— Start —

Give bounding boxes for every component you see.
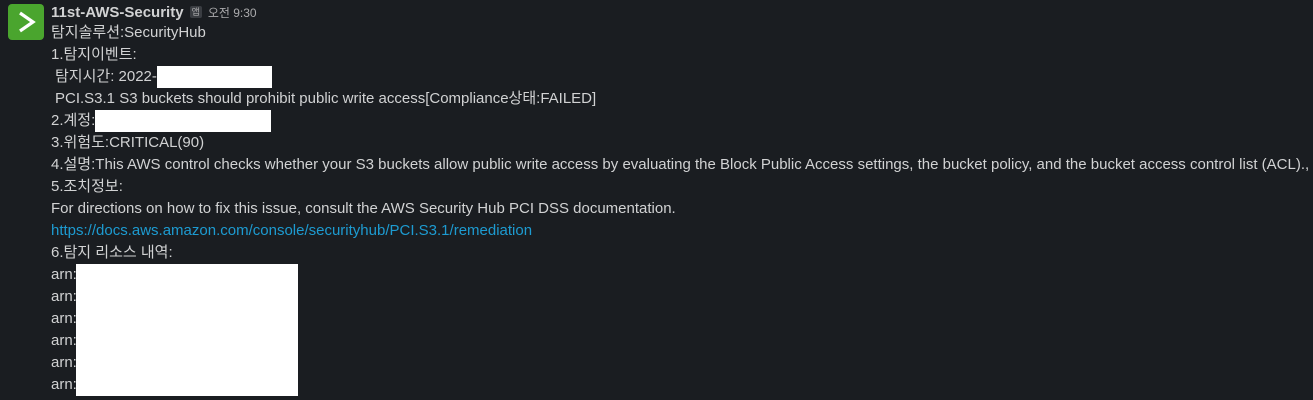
remediation-header: 5.조치정보: xyxy=(51,178,123,195)
account-label: 2.계정: xyxy=(51,112,96,129)
redaction-box xyxy=(76,264,298,396)
app-badge: 앱 xyxy=(189,6,202,18)
detect-time-line: 탐지시간: 2022- xyxy=(51,66,1313,88)
redaction-box xyxy=(156,66,272,88)
sender-name[interactable]: 11st-AWS-Security xyxy=(51,4,184,21)
redaction-box xyxy=(95,110,272,132)
finding-line: PCI.S3.1 S3 buckets should prohibit publ… xyxy=(55,90,597,107)
severity-line: 3.위험도:CRITICAL(90) xyxy=(51,134,205,151)
resources-header: 6.탐지 리소스 내역: xyxy=(51,244,173,261)
account-line: 2.계정: xyxy=(51,110,1313,132)
timestamp[interactable]: 오전 9:30 xyxy=(208,4,257,21)
detect-time-text: 탐지시간: 2022- xyxy=(55,68,157,85)
event-header: 1.탐지이벤트: xyxy=(51,46,137,63)
remediation-text: For directions on how to fix this issue,… xyxy=(51,200,676,217)
remediation-link[interactable]: https://docs.aws.amazon.com/console/secu… xyxy=(51,222,532,239)
slack-message: 11st-AWS-Security 앱 오전 9:30 탐지솔루션:Securi… xyxy=(0,0,1313,400)
solution-line: 탐지솔루션:SecurityHub xyxy=(51,24,206,41)
remediation-link-line: https://docs.aws.amazon.com/console/secu… xyxy=(51,220,1313,242)
bot-avatar[interactable] xyxy=(8,4,44,40)
description-line: 4.설명:This AWS control checks whether you… xyxy=(51,156,1310,173)
message-header: 11st-AWS-Security 앱 오전 9:30 xyxy=(51,2,1313,22)
chevron-right-icon xyxy=(19,11,36,33)
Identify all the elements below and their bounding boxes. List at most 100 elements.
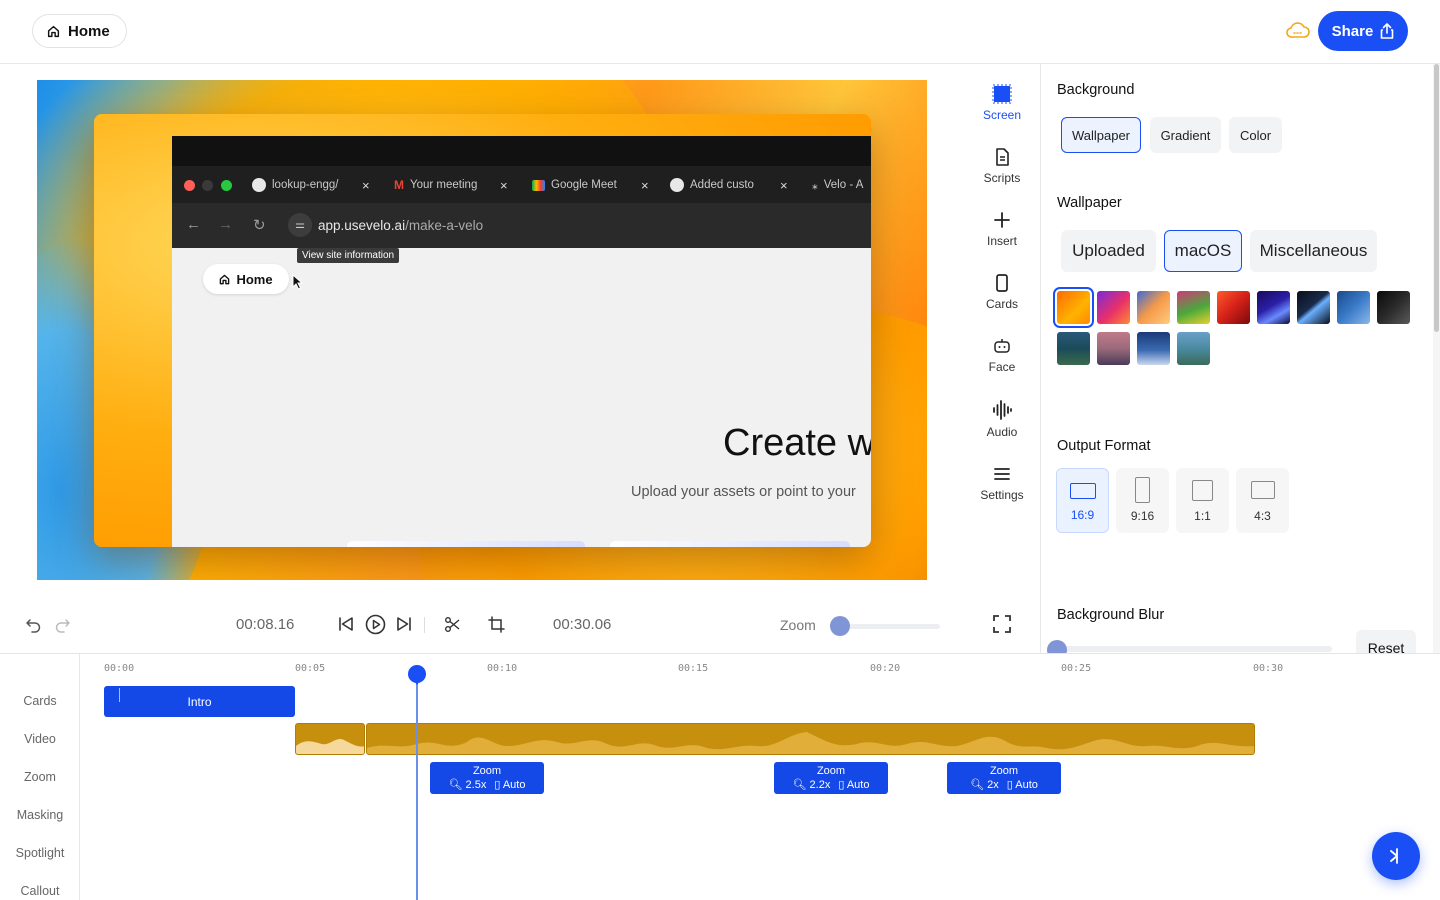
panel-scrollbar[interactable] — [1433, 64, 1440, 654]
document-icon — [996, 148, 1009, 166]
velo-logo-icon — [1390, 848, 1398, 864]
wallpaper-thumbnail[interactable] — [1137, 291, 1170, 324]
tool-settings[interactable]: Settings — [966, 464, 1038, 502]
ruler-tick: 00:10 — [487, 663, 518, 674]
robot-face-icon — [994, 339, 1010, 353]
playback-controls: 00:08.16 00:30.06 Zoom — [0, 600, 1040, 650]
background-tab-color[interactable]: Color — [1229, 117, 1282, 153]
track-label-video: Video — [24, 732, 56, 746]
mouse-icon: ▯ — [838, 779, 845, 791]
fullscreen-icon[interactable] — [993, 615, 1011, 633]
format-4-3[interactable]: 4:3 — [1236, 468, 1289, 533]
background-settings-panel: Background Wallpaper Gradient Color Wall… — [1041, 64, 1440, 654]
skip-forward-icon[interactable] — [395, 615, 413, 633]
zoom-slider-handle[interactable] — [830, 616, 850, 636]
reload-icon: ↻ — [253, 217, 266, 234]
google-meet-icon — [532, 179, 545, 191]
recorded-browser: lookup-engg/× M Your meeting × Google Mee… — [172, 136, 871, 547]
wallpaper-thumbnail[interactable] — [1057, 332, 1090, 365]
crop-icon[interactable] — [488, 616, 505, 633]
background-tab-gradient[interactable]: Gradient — [1150, 117, 1221, 153]
site-info-icon: ⚌ — [288, 213, 312, 237]
skip-back-icon[interactable] — [337, 615, 355, 633]
redo-icon[interactable] — [54, 617, 71, 634]
site-info-tooltip: View site information — [297, 248, 400, 263]
recorded-subtext: Upload your assets or point to your — [631, 484, 856, 500]
mouse-icon: ▯ — [1006, 779, 1013, 791]
format-1-1[interactable]: 1:1 — [1176, 468, 1229, 533]
zoom-clip[interactable]: Zoom 🔍︎ 2.5x ▯ Auto — [430, 762, 544, 794]
browser-tab: ⁎ Velo - A — [812, 179, 864, 192]
mouse-icon: ▯ — [494, 779, 501, 791]
audio-waveform — [367, 732, 1254, 754]
tool-face[interactable]: Face — [966, 336, 1038, 374]
plus-icon — [994, 212, 1010, 228]
play-icon[interactable] — [365, 614, 386, 635]
home-button[interactable]: Home — [32, 14, 127, 48]
wallpaper-tab-macos[interactable]: macOS — [1164, 230, 1242, 272]
velo-assistant-button[interactable] — [1372, 832, 1420, 880]
home-icon — [220, 274, 230, 284]
tab-close-icon: × — [780, 177, 788, 193]
zoom-clip[interactable]: Zoom 🔍︎ 2.2x ▯ Auto — [774, 762, 888, 794]
timeline[interactable]: Cards Video Zoom Masking Spotlight Callo… — [0, 653, 1440, 900]
maximize-dot-icon — [221, 180, 232, 191]
output-format-heading: Output Format — [1057, 438, 1151, 454]
cloud-sync-icon[interactable] — [1285, 19, 1311, 43]
square-icon — [1192, 480, 1213, 501]
format-16-9[interactable]: 16:9 — [1056, 468, 1109, 533]
tool-audio[interactable]: Audio — [966, 399, 1038, 439]
intro-card-clip[interactable]: Intro — [104, 686, 295, 717]
velo-icon: ⁎ — [812, 180, 818, 192]
close-dot-icon — [184, 180, 195, 191]
blur-slider-handle[interactable] — [1047, 640, 1067, 654]
ruler-tick: 00:25 — [1061, 663, 1092, 674]
wallpaper-thumbnail[interactable] — [1377, 291, 1410, 324]
portrait-icon — [1135, 477, 1150, 503]
tool-insert[interactable]: Insert — [966, 210, 1038, 248]
wallpaper-thumbnail[interactable] — [1177, 332, 1210, 365]
blur-slider-track[interactable] — [1057, 646, 1332, 652]
ruler-tick: 00:15 — [678, 663, 709, 674]
playhead[interactable] — [416, 674, 418, 900]
wallpaper-thumbnail[interactable] — [1257, 291, 1290, 324]
tool-cards[interactable]: Cards — [966, 273, 1038, 311]
video-clip[interactable] — [366, 723, 1255, 755]
tool-scripts[interactable]: Scripts — [966, 147, 1038, 185]
wallpaper-thumbnail[interactable] — [1053, 287, 1094, 328]
current-time: 00:08.16 — [236, 616, 295, 633]
share-button[interactable]: Share — [1318, 11, 1408, 51]
tool-screen[interactable]: Screen — [966, 84, 1038, 122]
zoom-clip[interactable]: Zoom 🔍︎ 2x ▯ Auto — [947, 762, 1061, 794]
four-three-icon — [1250, 481, 1275, 499]
video-preview[interactable]: lookup-engg/× M Your meeting × Google Mee… — [37, 80, 927, 580]
background-tab-wallpaper[interactable]: Wallpaper — [1061, 117, 1141, 153]
wallpaper-tab-miscellaneous[interactable]: Miscellaneous — [1250, 230, 1377, 272]
back-arrow-icon: ← — [186, 216, 201, 233]
magnifier-icon: 🔍︎ — [448, 779, 463, 791]
wallpaper-thumbnail[interactable] — [1337, 291, 1370, 324]
wallpaper-tab-uploaded[interactable]: Uploaded — [1061, 230, 1156, 272]
track-label-spotlight: Spotlight — [15, 846, 65, 860]
wallpaper-thumbnail[interactable] — [1177, 291, 1210, 324]
transport-divider — [424, 617, 425, 633]
wallpaper-thumbnail[interactable] — [1097, 332, 1130, 365]
wallpaper-thumbnail[interactable] — [1137, 332, 1170, 365]
format-9-16[interactable]: 9:16 — [1116, 468, 1169, 533]
video-clip[interactable] — [295, 723, 365, 755]
home-icon — [47, 25, 60, 37]
forward-arrow-icon: → — [218, 216, 233, 233]
scissors-icon[interactable] — [444, 616, 461, 633]
total-duration: 00:30.06 — [553, 616, 612, 633]
wallpaper-thumbnail[interactable] — [1297, 291, 1330, 324]
wallpaper-thumbnail[interactable] — [1217, 291, 1250, 324]
wallpaper-thumbnail[interactable] — [1097, 291, 1130, 324]
tab-close-icon: × — [362, 177, 370, 193]
minimize-dot-icon — [202, 180, 213, 191]
track-label-zoom: Zoom — [24, 770, 56, 784]
zoom-slider-track[interactable] — [835, 624, 940, 629]
reset-blur-button[interactable]: Reset — [1356, 630, 1416, 654]
gmail-icon: M — [394, 178, 404, 192]
undo-icon[interactable] — [25, 617, 42, 634]
playhead-handle[interactable] — [408, 665, 426, 685]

— End —

Can you reproduce, character for character, every line of the listing from the line containing "remediation-header: 5.조치정보: xyxy=(51,178,123,195)" up to and including the line containing "redaction-box xyxy=(156,66,272,88)"?

remediation-header: 5.조치정보: xyxy=(51,178,123,195)
account-label: 2.계정: xyxy=(51,112,96,129)
redaction-box xyxy=(76,264,298,396)
app-badge: 앱 xyxy=(189,6,202,18)
detect-time-line: 탐지시간: 2022- xyxy=(51,66,1313,88)
redaction-box xyxy=(156,66,272,88)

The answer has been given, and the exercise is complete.